*To be done*. Without omitting anything, retype the data that follows.
#### Items
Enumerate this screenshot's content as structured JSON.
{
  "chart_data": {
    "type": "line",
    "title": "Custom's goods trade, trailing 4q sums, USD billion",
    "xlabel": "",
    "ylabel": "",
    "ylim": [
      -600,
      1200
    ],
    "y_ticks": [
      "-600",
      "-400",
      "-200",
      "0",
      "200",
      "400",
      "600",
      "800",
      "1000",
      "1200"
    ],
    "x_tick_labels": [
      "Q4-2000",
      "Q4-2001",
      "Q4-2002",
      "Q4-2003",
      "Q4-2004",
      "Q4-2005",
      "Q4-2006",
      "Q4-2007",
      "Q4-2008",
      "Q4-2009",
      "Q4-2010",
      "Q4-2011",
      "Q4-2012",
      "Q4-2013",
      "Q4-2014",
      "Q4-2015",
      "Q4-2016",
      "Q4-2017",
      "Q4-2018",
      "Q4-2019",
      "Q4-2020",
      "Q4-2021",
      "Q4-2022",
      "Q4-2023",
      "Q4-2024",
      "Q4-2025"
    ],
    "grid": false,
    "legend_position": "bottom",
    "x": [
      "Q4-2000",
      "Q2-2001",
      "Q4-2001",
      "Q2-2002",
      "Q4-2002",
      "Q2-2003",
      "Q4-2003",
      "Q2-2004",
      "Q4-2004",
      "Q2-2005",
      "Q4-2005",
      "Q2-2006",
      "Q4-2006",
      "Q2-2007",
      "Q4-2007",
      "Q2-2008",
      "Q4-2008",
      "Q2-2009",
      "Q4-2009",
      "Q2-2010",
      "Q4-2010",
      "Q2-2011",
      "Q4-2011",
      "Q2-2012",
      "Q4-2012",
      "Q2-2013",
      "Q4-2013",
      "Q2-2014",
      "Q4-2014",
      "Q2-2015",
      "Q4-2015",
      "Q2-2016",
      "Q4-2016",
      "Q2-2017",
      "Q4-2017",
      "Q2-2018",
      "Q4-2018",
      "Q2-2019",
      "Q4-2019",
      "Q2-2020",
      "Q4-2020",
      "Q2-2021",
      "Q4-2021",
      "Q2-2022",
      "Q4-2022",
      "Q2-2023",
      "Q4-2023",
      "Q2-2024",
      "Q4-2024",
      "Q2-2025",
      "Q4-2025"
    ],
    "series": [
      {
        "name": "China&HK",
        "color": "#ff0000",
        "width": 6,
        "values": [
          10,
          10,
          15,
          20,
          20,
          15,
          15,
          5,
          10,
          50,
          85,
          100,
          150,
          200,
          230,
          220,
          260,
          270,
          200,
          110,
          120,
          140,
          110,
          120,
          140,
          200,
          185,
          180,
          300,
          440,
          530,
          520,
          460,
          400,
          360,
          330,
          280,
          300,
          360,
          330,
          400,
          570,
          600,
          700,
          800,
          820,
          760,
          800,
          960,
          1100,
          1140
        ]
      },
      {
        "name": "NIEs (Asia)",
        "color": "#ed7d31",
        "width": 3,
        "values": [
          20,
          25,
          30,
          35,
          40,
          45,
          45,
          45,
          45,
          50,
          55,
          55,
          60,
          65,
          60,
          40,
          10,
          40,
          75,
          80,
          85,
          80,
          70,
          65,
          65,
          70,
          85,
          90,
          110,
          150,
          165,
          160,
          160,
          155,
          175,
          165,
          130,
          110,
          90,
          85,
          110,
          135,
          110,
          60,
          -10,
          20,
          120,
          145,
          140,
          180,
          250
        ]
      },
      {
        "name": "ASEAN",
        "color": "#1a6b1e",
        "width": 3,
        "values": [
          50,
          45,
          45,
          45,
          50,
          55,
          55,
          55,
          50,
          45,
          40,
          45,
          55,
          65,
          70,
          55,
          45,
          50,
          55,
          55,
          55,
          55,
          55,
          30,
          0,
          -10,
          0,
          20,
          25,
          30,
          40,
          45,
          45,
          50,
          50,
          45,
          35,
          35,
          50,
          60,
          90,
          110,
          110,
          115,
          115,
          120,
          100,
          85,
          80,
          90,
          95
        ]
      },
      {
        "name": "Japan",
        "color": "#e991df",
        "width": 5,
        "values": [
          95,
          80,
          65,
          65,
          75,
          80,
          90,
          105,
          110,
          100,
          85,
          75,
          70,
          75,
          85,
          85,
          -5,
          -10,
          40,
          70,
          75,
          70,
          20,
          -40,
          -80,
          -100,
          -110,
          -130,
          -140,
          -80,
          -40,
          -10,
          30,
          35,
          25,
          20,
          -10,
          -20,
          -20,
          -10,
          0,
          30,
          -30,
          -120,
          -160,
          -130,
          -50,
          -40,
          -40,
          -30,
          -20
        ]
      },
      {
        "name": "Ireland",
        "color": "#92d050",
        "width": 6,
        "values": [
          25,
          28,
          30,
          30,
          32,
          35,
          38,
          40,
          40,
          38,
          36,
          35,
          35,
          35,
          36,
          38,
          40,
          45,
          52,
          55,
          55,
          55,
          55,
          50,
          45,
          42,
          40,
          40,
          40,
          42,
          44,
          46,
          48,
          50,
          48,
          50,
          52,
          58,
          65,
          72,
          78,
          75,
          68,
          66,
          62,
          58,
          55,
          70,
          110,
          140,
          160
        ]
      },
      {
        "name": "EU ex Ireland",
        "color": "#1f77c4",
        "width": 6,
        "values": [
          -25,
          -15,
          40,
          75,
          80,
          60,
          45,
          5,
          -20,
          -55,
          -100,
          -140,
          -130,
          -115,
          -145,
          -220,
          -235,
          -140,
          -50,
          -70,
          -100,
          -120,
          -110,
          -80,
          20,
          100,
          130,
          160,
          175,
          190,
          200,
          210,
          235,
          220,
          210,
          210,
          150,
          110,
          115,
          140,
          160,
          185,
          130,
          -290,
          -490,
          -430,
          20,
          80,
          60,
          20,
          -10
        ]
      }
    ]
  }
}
########
*Result of the exercise*.
Enumerate this screenshot's content as structured JSON.
{
  "chart_data": {
    "type": "line",
    "title": "Custom's goods trade, trailing 4q sums, USD billion",
    "xlabel": "",
    "ylabel": "",
    "ylim": [
      -600,
      1200
    ],
    "y_ticks": [
      "-600",
      "-400",
      "-200",
      "0",
      "200",
      "400",
      "600",
      "800",
      "1000",
      "1200"
    ],
    "x_tick_labels": [
      "Q4-2000",
      "Q4-2001",
      "Q4-2002",
      "Q4-2003",
      "Q4-2004",
      "Q4-2005",
      "Q4-2006",
      "Q4-2007",
      "Q4-2008",
      "Q4-2009",
      "Q4-2010",
      "Q4-2011",
      "Q4-2012",
      "Q4-2013",
      "Q4-2014",
      "Q4-2015",
      "Q4-2016",
      "Q4-2017",
      "Q4-2018",
      "Q4-2019",
      "Q4-2020",
      "Q4-2021",
      "Q4-2022",
      "Q4-2023",
      "Q4-2024",
      "Q4-2025"
    ],
    "grid": false,
    "legend_position": "bottom",
    "x": [
      "Q4-2000",
      "Q2-2001",
      "Q4-2001",
      "Q2-2002",
      "Q4-2002",
      "Q2-2003",
      "Q4-2003",
      "Q2-2004",
      "Q4-2004",
      "Q2-2005",
      "Q4-2005",
      "Q2-2006",
      "Q4-2006",
      "Q2-2007",
      "Q4-2007",
      "Q2-2008",
      "Q4-2008",
      "Q2-2009",
      "Q4-2009",
      "Q2-2010",
      "Q4-2010",
      "Q2-2011",
      "Q4-2011",
      "Q2-2012",
      "Q4-2012",
      "Q2-2013",
      "Q4-2013",
      "Q2-2014",
      "Q4-2014",
      "Q2-2015",
      "Q4-2015",
      "Q2-2016",
      "Q4-2016",
      "Q2-2017",
      "Q4-2017",
      "Q2-2018",
      "Q4-2018",
      "Q2-2019",
      "Q4-2019",
      "Q2-2020",
      "Q4-2020",
      "Q2-2021",
      "Q4-2021",
      "Q2-2022",
      "Q4-2022",
      "Q2-2023",
      "Q4-2023",
      "Q2-2024",
      "Q4-2024",
      "Q2-2025",
      "Q4-2025"
    ],
    "series": [
      {
        "name": "China&HK",
        "color": "#ff0000",
        "width": 6,
        "values": [
          10,
          10,
          15,
          20,
          20,
          15,
          15,
          5,
          10,
          50,
          85,
          100,
          150,
          200,
          230,
          220,
          260,
          270,
          200,
          110,
          120,
          140,
          110,
          120,
          140,
          200,
          185,
          180,
          300,
          440,
          530,
          520,
          460,
          400,
          360,
          330,
          280,
          300,
          360,
          330,
          400,
          570,
          600,
          700,
          800,
          820,
          760,
          800,
          960,
          1100,
          1140
        ]
      },
      {
        "name": "NIEs (Asia)",
        "color": "#ed7d31",
        "width": 3,
        "values": [
          20,
          25,
          30,
          35,
          40,
          45,
          45,
          45,
          45,
          50,
          55,
          55,
          60,
          65,
          60,
          40,
          10,
          40,
          75,
          80,
          85,
          80,
          70,
          65,
          65,
          70,
          85,
          90,
          110,
          150,
          165,
          160,
          160,
          155,
          175,
          165,
          130,
          110,
          90,
          85,
          110,
          135,
          110,
          60,
          -10,
          20,
          120,
          145,
          140,
          180,
          250
        ]
      },
      {
        "name": "ASEAN",
        "color": "#1a6b1e",
        "width": 3,
        "values": [
          50,
          45,
          45,
          45,
          50,
          55,
          55,
          55,
          50,
          45,
          40,
          45,
          55,
          65,
          70,
          55,
          45,
          50,
          55,
          55,
          55,
          55,
          55,
          30,
          0,
          -10,
          0,
          20,
          25,
          30,
          40,
          45,
          45,
          50,
          50,
          45,
          35,
          35,
          50,
          60,
          90,
          110,
          110,
          115,
          115,
          120,
          100,
          85,
          80,
          90,
          95
        ]
      },
      {
        "name": "Japan",
        "color": "#e991df",
        "width": 5,
        "values": [
          95,
          80,
          65,
          65,
          75,
          80,
          90,
          105,
          110,
          100,
          85,
          75,
          70,
          75,
          85,
          85,
          -5,
          -10,
          40,
          70,
          75,
          70,
          20,
          -40,
          -80,
          -100,
          -110,
          -130,
          -140,
          -80,
          -40,
          -10,
          30,
          35,
          25,
          20,
          -10,
          -20,
          -20,
          -10,
          0,
          30,
          -30,
          -120,
          -160,
          -130,
          -50,
          -40,
          -40,
          -30,
          -20
        ]
      },
      {
        "name": "Ireland",
        "color": "#92d050",
        "width": 6,
        "values": [
          25,
          28,
          30,
          30,
          32,
          35,
          38,
          40,
          40,
          38,
          36,
          35,
          35,
          35,
          36,
          38,
          40,
          45,
          52,
          55,
          55,
          55,
          55,
          50,
          45,
          42,
          40,
          40,
          40,
          42,
          44,
          46,
          48,
          50,
          48,
          50,
          52,
          58,
          65,
          72,
          78,
          75,
          68,
          66,
          62,
          58,
          55,
          70,
          110,
          140,
          160
        ]
      },
      {
        "name": "EU ex Ireland",
        "color": "#1f77c4",
        "width": 6,
        "values": [
          -25,
          -15,
          40,
          75,
          80,
          60,
          45,
          5,
          -20,
          -55,
          -100,
          -140,
          -130,
          -115,
          -145,
          -220,
          -235,
          -140,
          -50,
          -70,
          -100,
          -120,
          -110,
          -80,
          20,
          100,
          130,
          160,
          175,
          190,
          200,
          210,
          235,
          220,
          210,
          210,
          150,
          110,
          115,
          140,
          160,
          185,
          130,
          -290,
          -490,
          -430,
          20,
          80,
          60,
          20,
          -10
        ]
      }
    ]
  }
}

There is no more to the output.